Entries from a dataset:
---+---

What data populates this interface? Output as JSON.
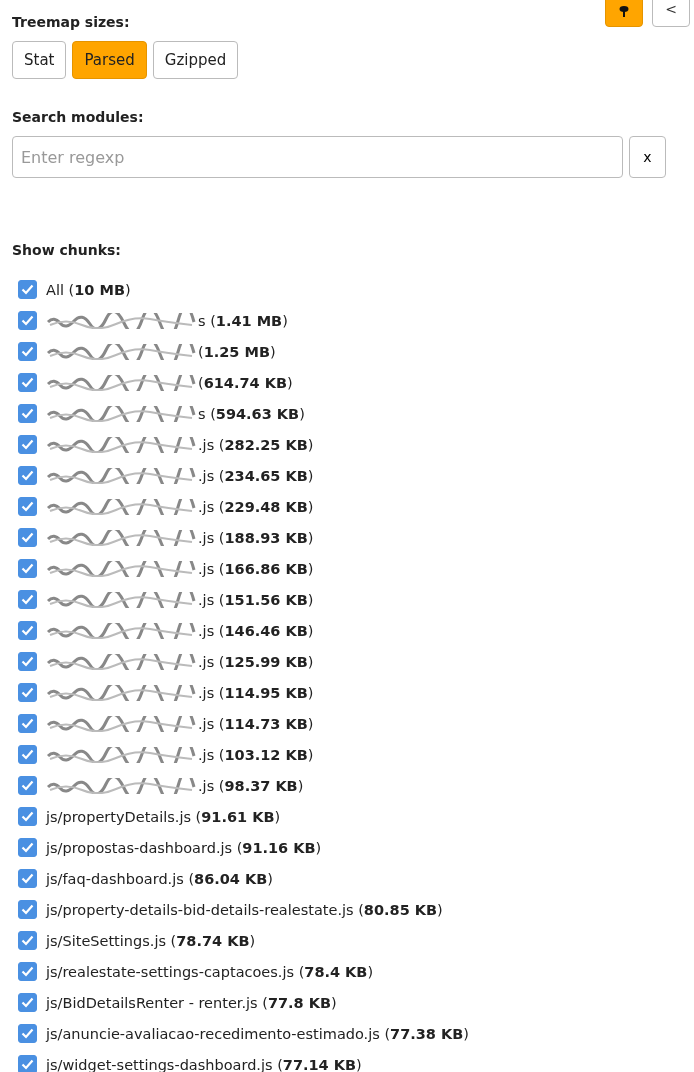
{
  "top_buttons": [
    {
      "kind": "pin",
      "selected": true
    },
    {
      "kind": "collapse",
      "label": "<",
      "selected": false
    }
  ],
  "treemap_sizes": {
    "title": "Treemap sizes:",
    "options": [
      {
        "label": "Stat",
        "selected": false
      },
      {
        "label": "Parsed",
        "selected": true
      },
      {
        "label": "Gzipped",
        "selected": false
      }
    ]
  },
  "search": {
    "title": "Search modules:",
    "placeholder": "Enter regexp",
    "clear_label": "x"
  },
  "chunks": {
    "title": "Show chunks:",
    "items": [
      {
        "label": "All (**10 MB**)",
        "redacted": false,
        "checked": true
      },
      {
        "label": "s (**1.41 MB**)",
        "redacted": true,
        "checked": true
      },
      {
        "label": "(**1.25 MB**)",
        "redacted": true,
        "checked": true
      },
      {
        "label": "(**614.74 KB**)",
        "redacted": true,
        "checked": true
      },
      {
        "label": "s (**594.63 KB**)",
        "redacted": true,
        "checked": true
      },
      {
        "label": ".js (**282.25 KB**)",
        "redacted": true,
        "checked": true
      },
      {
        "label": ".js (**234.65 KB**)",
        "redacted": true,
        "checked": true
      },
      {
        "label": ".js (**229.48 KB**)",
        "redacted": true,
        "checked": true
      },
      {
        "label": ".js (**188.93 KB**)",
        "redacted": true,
        "checked": true
      },
      {
        "label": ".js (**166.86 KB**)",
        "redacted": true,
        "checked": true
      },
      {
        "label": ".js (**151.56 KB**)",
        "redacted": true,
        "checked": true
      },
      {
        "label": ".js (**146.46 KB**)",
        "redacted": true,
        "checked": true
      },
      {
        "label": ".js (**125.99 KB**)",
        "redacted": true,
        "checked": true
      },
      {
        "label": ".js (**114.95 KB**)",
        "redacted": true,
        "checked": true
      },
      {
        "label": ".js (**114.73 KB**)",
        "redacted": true,
        "checked": true
      },
      {
        "label": ".js (**103.12 KB**)",
        "redacted": true,
        "checked": true
      },
      {
        "label": ".js (**98.37 KB**)",
        "redacted": true,
        "checked": true
      },
      {
        "label": "js/propertyDetails.js (**91.61 KB**)",
        "redacted": false,
        "checked": true
      },
      {
        "label": "js/propostas-dashboard.js (**91.16 KB**)",
        "redacted": false,
        "checked": true
      },
      {
        "label": "js/faq-dashboard.js (**86.04 KB**)",
        "redacted": false,
        "checked": true
      },
      {
        "label": "js/property-details-bid-details-realestate.js (**80.85 KB**)",
        "redacted": false,
        "checked": true
      },
      {
        "label": "js/SiteSettings.js (**78.74 KB**)",
        "redacted": false,
        "checked": true
      },
      {
        "label": "js/realestate-settings-captacoes.js (**78.4 KB**)",
        "redacted": false,
        "checked": true
      },
      {
        "label": "js/BidDetailsRenter - renter.js (**77.8 KB**)",
        "redacted": false,
        "checked": true
      },
      {
        "label": "js/anuncie-avaliacao-recedimento-estimado.js (**77.38 KB**)",
        "redacted": false,
        "checked": true
      },
      {
        "label": "js/widget-settings-dashboard.js (**77.14 KB**)",
        "redacted": false,
        "checked": true
      }
    ]
  }
}
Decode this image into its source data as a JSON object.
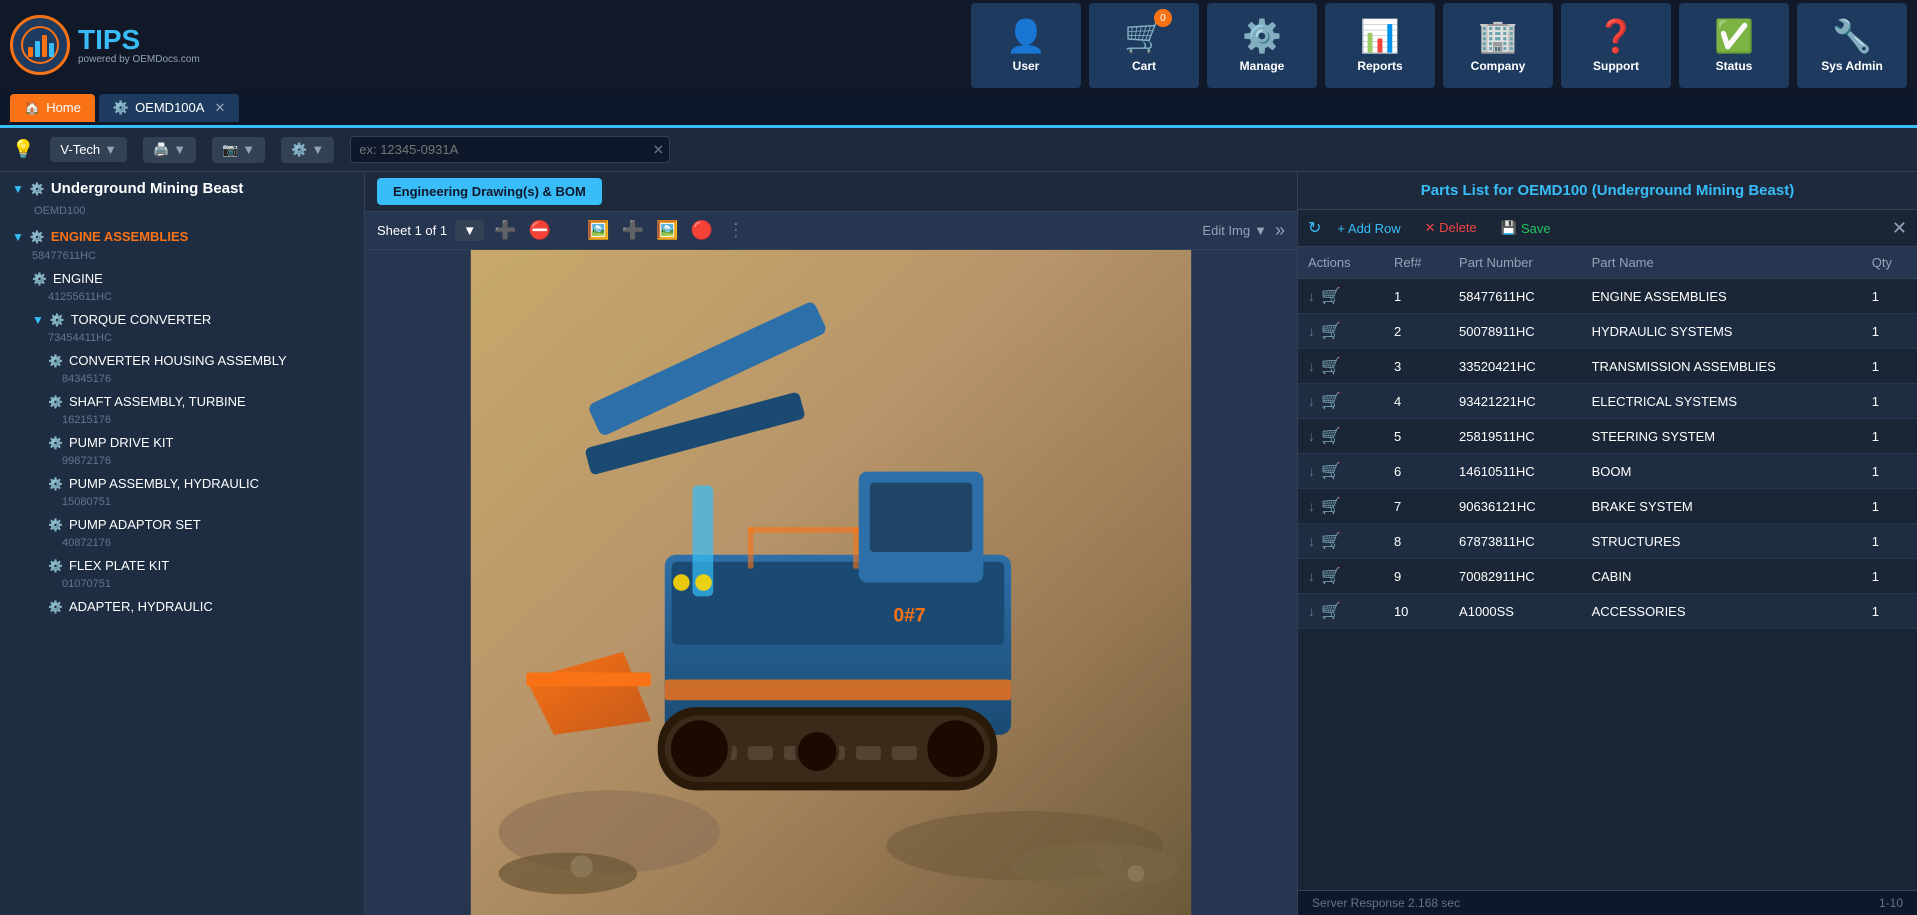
{
  "logo": {
    "name": "TIPS",
    "sub": "powered by OEMDocs.com"
  },
  "nav": {
    "items": [
      {
        "id": "user",
        "label": "User",
        "icon": "👤"
      },
      {
        "id": "cart",
        "label": "Cart",
        "icon": "🛒",
        "badge": "0"
      },
      {
        "id": "manage",
        "label": "Manage",
        "icon": "⚙️"
      },
      {
        "id": "reports",
        "label": "Reports",
        "icon": "📊"
      },
      {
        "id": "company",
        "label": "Company",
        "icon": "🏢"
      },
      {
        "id": "support",
        "label": "Support",
        "icon": "❓"
      },
      {
        "id": "status",
        "label": "Status",
        "icon": "✅"
      },
      {
        "id": "sysadmin",
        "label": "Sys Admin",
        "icon": "🔧"
      }
    ]
  },
  "tabs": [
    {
      "id": "home",
      "label": "Home",
      "type": "home"
    },
    {
      "id": "oemd100a",
      "label": "OEMD100A",
      "type": "active",
      "closeable": true
    }
  ],
  "toolbar": {
    "workspace": "V-Tech",
    "search_placeholder": "ex: 12345-0931A"
  },
  "sidebar": {
    "root": {
      "name": "Underground Mining Beast",
      "code": "OEMD100"
    },
    "sections": [
      {
        "id": "engine-assemblies",
        "label": "ENGINE ASSEMBLIES",
        "code": "58477611HC",
        "expanded": true,
        "children": [
          {
            "id": "engine",
            "label": "ENGINE",
            "code": "41255611HC",
            "level": 1
          },
          {
            "id": "torque-converter",
            "label": "TORQUE CONVERTER",
            "code": "73454411HC",
            "expanded": true,
            "level": 1,
            "children": [
              {
                "id": "converter-housing",
                "label": "CONVERTER HOUSING ASSEMBLY",
                "code": "84345176",
                "level": 2
              },
              {
                "id": "shaft-assembly",
                "label": "SHAFT ASSEMBLY, TURBINE",
                "code": "16215176",
                "level": 2
              },
              {
                "id": "pump-drive-kit",
                "label": "PUMP DRIVE KIT",
                "code": "99872176",
                "level": 2
              },
              {
                "id": "pump-assembly",
                "label": "PUMP ASSEMBLY, HYDRAULIC",
                "code": "15080751",
                "level": 2
              },
              {
                "id": "pump-adaptor-set",
                "label": "PUMP ADAPTOR SET",
                "code": "40872176",
                "level": 2
              },
              {
                "id": "flex-plate-kit",
                "label": "FLEX PLATE KIT",
                "code": "01070751",
                "level": 2
              },
              {
                "id": "adapter-hydraulic",
                "label": "ADAPTER, HYDRAULIC",
                "code": "",
                "level": 2
              }
            ]
          }
        ]
      }
    ]
  },
  "drawing": {
    "tab_label": "Engineering Drawing(s) & BOM",
    "sheet_label": "Sheet 1 of 1",
    "edit_img_label": "Edit Img"
  },
  "parts_list": {
    "title_prefix": "Parts List for",
    "model": "OEMD100",
    "model_name": "(Underground Mining Beast)",
    "add_row": "+ Add Row",
    "delete": "✕ Delete",
    "save": "Save",
    "columns": [
      "Actions",
      "Ref#",
      "Part Number",
      "Part Name",
      "Qty"
    ],
    "rows": [
      {
        "ref": "1",
        "part_number": "58477611HC",
        "part_name": "ENGINE ASSEMBLIES",
        "qty": "1"
      },
      {
        "ref": "2",
        "part_number": "50078911HC",
        "part_name": "HYDRAULIC SYSTEMS",
        "qty": "1"
      },
      {
        "ref": "3",
        "part_number": "33520421HC",
        "part_name": "TRANSMISSION ASSEMBLIES",
        "qty": "1"
      },
      {
        "ref": "4",
        "part_number": "93421221HC",
        "part_name": "ELECTRICAL SYSTEMS",
        "qty": "1"
      },
      {
        "ref": "5",
        "part_number": "25819511HC",
        "part_name": "STEERING SYSTEM",
        "qty": "1"
      },
      {
        "ref": "6",
        "part_number": "14610511HC",
        "part_name": "BOOM",
        "qty": "1"
      },
      {
        "ref": "7",
        "part_number": "90636121HC",
        "part_name": "BRAKE SYSTEM",
        "qty": "1"
      },
      {
        "ref": "8",
        "part_number": "67873811HC",
        "part_name": "STRUCTURES",
        "qty": "1"
      },
      {
        "ref": "9",
        "part_number": "70082911HC",
        "part_name": "CABIN",
        "qty": "1"
      },
      {
        "ref": "10",
        "part_number": "A1000SS",
        "part_name": "ACCESSORIES",
        "qty": "1"
      }
    ],
    "footer_server": "Server Response 2.168 sec",
    "footer_pages": "1-10"
  }
}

---+---

Task: Above are records with pictures; repeat the records exactly and leave the pictures out.

Written response:
What data populates this interface? Output as JSON.
{
  "top_buttons": [
    {
      "kind": "pin",
      "selected": true
    },
    {
      "kind": "collapse",
      "label": "<",
      "selected": false
    }
  ],
  "treemap_sizes": {
    "title": "Treemap sizes:",
    "options": [
      {
        "label": "Stat",
        "selected": false
      },
      {
        "label": "Parsed",
        "selected": true
      },
      {
        "label": "Gzipped",
        "selected": false
      }
    ]
  },
  "search": {
    "title": "Search modules:",
    "placeholder": "Enter regexp",
    "clear_label": "x"
  },
  "chunks": {
    "title": "Show chunks:",
    "items": [
      {
        "label": "All (**10 MB**)",
        "redacted": false,
        "checked": true
      },
      {
        "label": "s (**1.41 MB**)",
        "redacted": true,
        "checked": true
      },
      {
        "label": "(**1.25 MB**)",
        "redacted": true,
        "checked": true
      },
      {
        "label": "(**614.74 KB**)",
        "redacted": true,
        "checked": true
      },
      {
        "label": "s (**594.63 KB**)",
        "redacted": true,
        "checked": true
      },
      {
        "label": ".js (**282.25 KB**)",
        "redacted": true,
        "checked": true
      },
      {
        "label": ".js (**234.65 KB**)",
        "redacted": true,
        "checked": true
      },
      {
        "label": ".js (**229.48 KB**)",
        "redacted": true,
        "checked": true
      },
      {
        "label": ".js (**188.93 KB**)",
        "redacted": true,
        "checked": true
      },
      {
        "label": ".js (**166.86 KB**)",
        "redacted": true,
        "checked": true
      },
      {
        "label": ".js (**151.56 KB**)",
        "redacted": true,
        "checked": true
      },
      {
        "label": ".js (**146.46 KB**)",
        "redacted": true,
        "checked": true
      },
      {
        "label": ".js (**125.99 KB**)",
        "redacted": true,
        "checked": true
      },
      {
        "label": ".js (**114.95 KB**)",
        "redacted": true,
        "checked": true
      },
      {
        "label": ".js (**114.73 KB**)",
        "redacted": true,
        "checked": true
      },
      {
        "label": ".js (**103.12 KB**)",
        "redacted": true,
        "checked": true
      },
      {
        "label": ".js (**98.37 KB**)",
        "redacted": true,
        "checked": true
      },
      {
        "label": "js/propertyDetails.js (**91.61 KB**)",
        "redacted": false,
        "checked": true
      },
      {
        "label": "js/propostas-dashboard.js (**91.16 KB**)",
        "redacted": false,
        "checked": true
      },
      {
        "label": "js/faq-dashboard.js (**86.04 KB**)",
        "redacted": false,
        "checked": true
      },
      {
        "label": "js/property-details-bid-details-realestate.js (**80.85 KB**)",
        "redacted": false,
        "checked": true
      },
      {
        "label": "js/SiteSettings.js (**78.74 KB**)",
        "redacted": false,
        "checked": true
      },
      {
        "label": "js/realestate-settings-captacoes.js (**78.4 KB**)",
        "redacted": false,
        "checked": true
      },
      {
        "label": "js/BidDetailsRenter - renter.js (**77.8 KB**)",
        "redacted": false,
        "checked": true
      },
      {
        "label": "js/anuncie-avaliacao-recedimento-estimado.js (**77.38 KB**)",
        "redacted": false,
        "checked": true
      },
      {
        "label": "js/widget-settings-dashboard.js (**77.14 KB**)",
        "redacted": false,
        "checked": true
      }
    ]
  }
}
Decode this image into its source data as a JSON object.
{
  "logo": {
    "name": "TIPS",
    "sub": "powered by OEMDocs.com"
  },
  "nav": {
    "items": [
      {
        "id": "user",
        "label": "User",
        "icon": "👤"
      },
      {
        "id": "cart",
        "label": "Cart",
        "icon": "🛒",
        "badge": "0"
      },
      {
        "id": "manage",
        "label": "Manage",
        "icon": "⚙️"
      },
      {
        "id": "reports",
        "label": "Reports",
        "icon": "📊"
      },
      {
        "id": "company",
        "label": "Company",
        "icon": "🏢"
      },
      {
        "id": "support",
        "label": "Support",
        "icon": "❓"
      },
      {
        "id": "status",
        "label": "Status",
        "icon": "✅"
      },
      {
        "id": "sysadmin",
        "label": "Sys Admin",
        "icon": "🔧"
      }
    ]
  },
  "tabs": [
    {
      "id": "home",
      "label": "Home",
      "type": "home"
    },
    {
      "id": "oemd100a",
      "label": "OEMD100A",
      "type": "active",
      "closeable": true
    }
  ],
  "toolbar": {
    "workspace": "V-Tech",
    "search_placeholder": "ex: 12345-0931A"
  },
  "sidebar": {
    "root": {
      "name": "Underground Mining Beast",
      "code": "OEMD100"
    },
    "sections": [
      {
        "id": "engine-assemblies",
        "label": "ENGINE ASSEMBLIES",
        "code": "58477611HC",
        "expanded": true,
        "children": [
          {
            "id": "engine",
            "label": "ENGINE",
            "code": "41255611HC",
            "level": 1
          },
          {
            "id": "torque-converter",
            "label": "TORQUE CONVERTER",
            "code": "73454411HC",
            "expanded": true,
            "level": 1,
            "children": [
              {
                "id": "converter-housing",
                "label": "CONVERTER HOUSING ASSEMBLY",
                "code": "84345176",
                "level": 2
              },
              {
                "id": "shaft-assembly",
                "label": "SHAFT ASSEMBLY, TURBINE",
                "code": "16215176",
                "level": 2
              },
              {
                "id": "pump-drive-kit",
                "label": "PUMP DRIVE KIT",
                "code": "99872176",
                "level": 2
              },
              {
                "id": "pump-assembly",
                "label": "PUMP ASSEMBLY, HYDRAULIC",
                "code": "15080751",
                "level": 2
              },
              {
                "id": "pump-adaptor-set",
                "label": "PUMP ADAPTOR SET",
                "code": "40872176",
                "level": 2
              },
              {
                "id": "flex-plate-kit",
                "label": "FLEX PLATE KIT",
                "code": "01070751",
                "level": 2
              },
              {
                "id": "adapter-hydraulic",
                "label": "ADAPTER, HYDRAULIC",
                "code": "",
                "level": 2
              }
            ]
          }
        ]
      }
    ]
  },
  "drawing": {
    "tab_label": "Engineering Drawing(s) & BOM",
    "sheet_label": "Sheet 1 of 1",
    "edit_img_label": "Edit Img"
  },
  "parts_list": {
    "title_prefix": "Parts List for",
    "model": "OEMD100",
    "model_name": "(Underground Mining Beast)",
    "add_row": "+ Add Row",
    "delete": "✕ Delete",
    "save": "Save",
    "columns": [
      "Actions",
      "Ref#",
      "Part Number",
      "Part Name",
      "Qty"
    ],
    "rows": [
      {
        "ref": "1",
        "part_number": "58477611HC",
        "part_name": "ENGINE ASSEMBLIES",
        "qty": "1"
      },
      {
        "ref": "2",
        "part_number": "50078911HC",
        "part_name": "HYDRAULIC SYSTEMS",
        "qty": "1"
      },
      {
        "ref": "3",
        "part_number": "33520421HC",
        "part_name": "TRANSMISSION ASSEMBLIES",
        "qty": "1"
      },
      {
        "ref": "4",
        "part_number": "93421221HC",
        "part_name": "ELECTRICAL SYSTEMS",
        "qty": "1"
      },
      {
        "ref": "5",
        "part_number": "25819511HC",
        "part_name": "STEERING SYSTEM",
        "qty": "1"
      },
      {
        "ref": "6",
        "part_number": "14610511HC",
        "part_name": "BOOM",
        "qty": "1"
      },
      {
        "ref": "7",
        "part_number": "90636121HC",
        "part_name": "BRAKE SYSTEM",
        "qty": "1"
      },
      {
        "ref": "8",
        "part_number": "67873811HC",
        "part_name": "STRUCTURES",
        "qty": "1"
      },
      {
        "ref": "9",
        "part_number": "70082911HC",
        "part_name": "CABIN",
        "qty": "1"
      },
      {
        "ref": "10",
        "part_number": "A1000SS",
        "part_name": "ACCESSORIES",
        "qty": "1"
      }
    ],
    "footer_server": "Server Response 2.168 sec",
    "footer_pages": "1-10"
  }
}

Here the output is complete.